**WHAT YOU NEED TO DO:** Copy out the records precisely, omitting pictures.

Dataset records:
★ ★ ★ ★

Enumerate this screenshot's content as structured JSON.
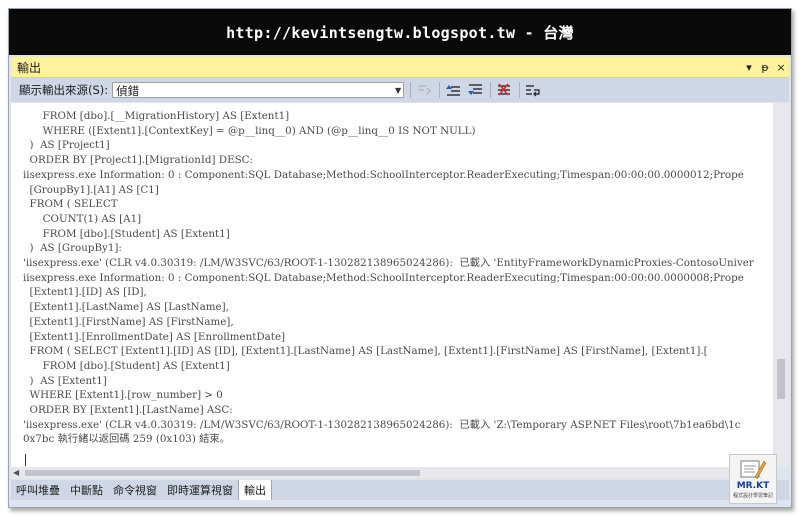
{
  "banner": {
    "text": "http://kevintsengtw.blogspot.tw - 台灣"
  },
  "window": {
    "title": "輸出",
    "buttons": {
      "dropdown": "▾",
      "pin": "ᵽ",
      "close": "×"
    }
  },
  "toolbar": {
    "source_label": "顯示輸出來源(S):",
    "source_value": "偵錯"
  },
  "output": {
    "lines": [
      "      FROM [dbo].[__MigrationHistory] AS [Extent1]",
      "      WHERE ([Extent1].[ContextKey] = @p__linq__0) AND (@p__linq__0 IS NOT NULL)",
      "  )  AS [Project1]",
      "  ORDER BY [Project1].[MigrationId] DESC:",
      "iisexpress.exe Information: 0 : Component:SQL Database;Method:SchoolInterceptor.ReaderExecuting;Timespan:00:00:00.0000012;Prope",
      "  [GroupBy1].[A1] AS [C1]",
      "  FROM ( SELECT",
      "      COUNT(1) AS [A1]",
      "      FROM [dbo].[Student] AS [Extent1]",
      "  )  AS [GroupBy1]:",
      "'iisexpress.exe' (CLR v4.0.30319: /LM/W3SVC/63/ROOT-1-130282138965024286):  已載入 'EntityFrameworkDynamicProxies-ContosoUniver",
      "iisexpress.exe Information: 0 : Component:SQL Database;Method:SchoolInterceptor.ReaderExecuting;Timespan:00:00:00.0000008;Prope",
      "  [Extent1].[ID] AS [ID],",
      "  [Extent1].[LastName] AS [LastName],",
      "  [Extent1].[FirstName] AS [FirstName],",
      "  [Extent1].[EnrollmentDate] AS [EnrollmentDate]",
      "  FROM ( SELECT [Extent1].[ID] AS [ID], [Extent1].[LastName] AS [LastName], [Extent1].[FirstName] AS [FirstName], [Extent1].[",
      "      FROM [dbo].[Student] AS [Extent1]",
      "  )  AS [Extent1]",
      "  WHERE [Extent1].[row_number] > 0",
      "  ORDER BY [Extent1].[LastName] ASC:",
      "'iisexpress.exe' (CLR v4.0.30319: /LM/W3SVC/63/ROOT-1-130282138965024286):  已載入 'Z:\\Temporary ASP.NET Files\\root\\7b1ea6bd\\1c",
      "0x7bc 執行緒以返回碼 259 (0x103) 結束。"
    ]
  },
  "tabs": [
    {
      "label": "呼叫堆疊"
    },
    {
      "label": "中斷點"
    },
    {
      "label": "命令視窗"
    },
    {
      "label": "即時運算視窗"
    },
    {
      "label": "輸出"
    }
  ],
  "logo": {
    "text": "MR.KT",
    "subtext": "程式設計學習筆記"
  },
  "colors": {
    "titlebar": "#fff29d",
    "toolbar": "#cfd6e5",
    "banner": "#0a0a0a",
    "output_text": "#4a4a4a"
  }
}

★ ★ ★ ★

**FINISHED EXERCISE:**
Enumerate this screenshot's content as structured JSON.
{
  "banner": {
    "text": "http://kevintsengtw.blogspot.tw - 台灣"
  },
  "window": {
    "title": "輸出",
    "buttons": {
      "dropdown": "▾",
      "pin": "ᵽ",
      "close": "×"
    }
  },
  "toolbar": {
    "source_label": "顯示輸出來源(S):",
    "source_value": "偵錯"
  },
  "output": {
    "lines": [
      "      FROM [dbo].[__MigrationHistory] AS [Extent1]",
      "      WHERE ([Extent1].[ContextKey] = @p__linq__0) AND (@p__linq__0 IS NOT NULL)",
      "  )  AS [Project1]",
      "  ORDER BY [Project1].[MigrationId] DESC:",
      "iisexpress.exe Information: 0 : Component:SQL Database;Method:SchoolInterceptor.ReaderExecuting;Timespan:00:00:00.0000012;Prope",
      "  [GroupBy1].[A1] AS [C1]",
      "  FROM ( SELECT",
      "      COUNT(1) AS [A1]",
      "      FROM [dbo].[Student] AS [Extent1]",
      "  )  AS [GroupBy1]:",
      "'iisexpress.exe' (CLR v4.0.30319: /LM/W3SVC/63/ROOT-1-130282138965024286):  已載入 'EntityFrameworkDynamicProxies-ContosoUniver",
      "iisexpress.exe Information: 0 : Component:SQL Database;Method:SchoolInterceptor.ReaderExecuting;Timespan:00:00:00.0000008;Prope",
      "  [Extent1].[ID] AS [ID],",
      "  [Extent1].[LastName] AS [LastName],",
      "  [Extent1].[FirstName] AS [FirstName],",
      "  [Extent1].[EnrollmentDate] AS [EnrollmentDate]",
      "  FROM ( SELECT [Extent1].[ID] AS [ID], [Extent1].[LastName] AS [LastName], [Extent1].[FirstName] AS [FirstName], [Extent1].[",
      "      FROM [dbo].[Student] AS [Extent1]",
      "  )  AS [Extent1]",
      "  WHERE [Extent1].[row_number] > 0",
      "  ORDER BY [Extent1].[LastName] ASC:",
      "'iisexpress.exe' (CLR v4.0.30319: /LM/W3SVC/63/ROOT-1-130282138965024286):  已載入 'Z:\\Temporary ASP.NET Files\\root\\7b1ea6bd\\1c",
      "0x7bc 執行緒以返回碼 259 (0x103) 結束。"
    ]
  },
  "tabs": [
    {
      "label": "呼叫堆疊"
    },
    {
      "label": "中斷點"
    },
    {
      "label": "命令視窗"
    },
    {
      "label": "即時運算視窗"
    },
    {
      "label": "輸出"
    }
  ],
  "logo": {
    "text": "MR.KT",
    "subtext": "程式設計學習筆記"
  },
  "colors": {
    "titlebar": "#fff29d",
    "toolbar": "#cfd6e5",
    "banner": "#0a0a0a",
    "output_text": "#4a4a4a"
  }
}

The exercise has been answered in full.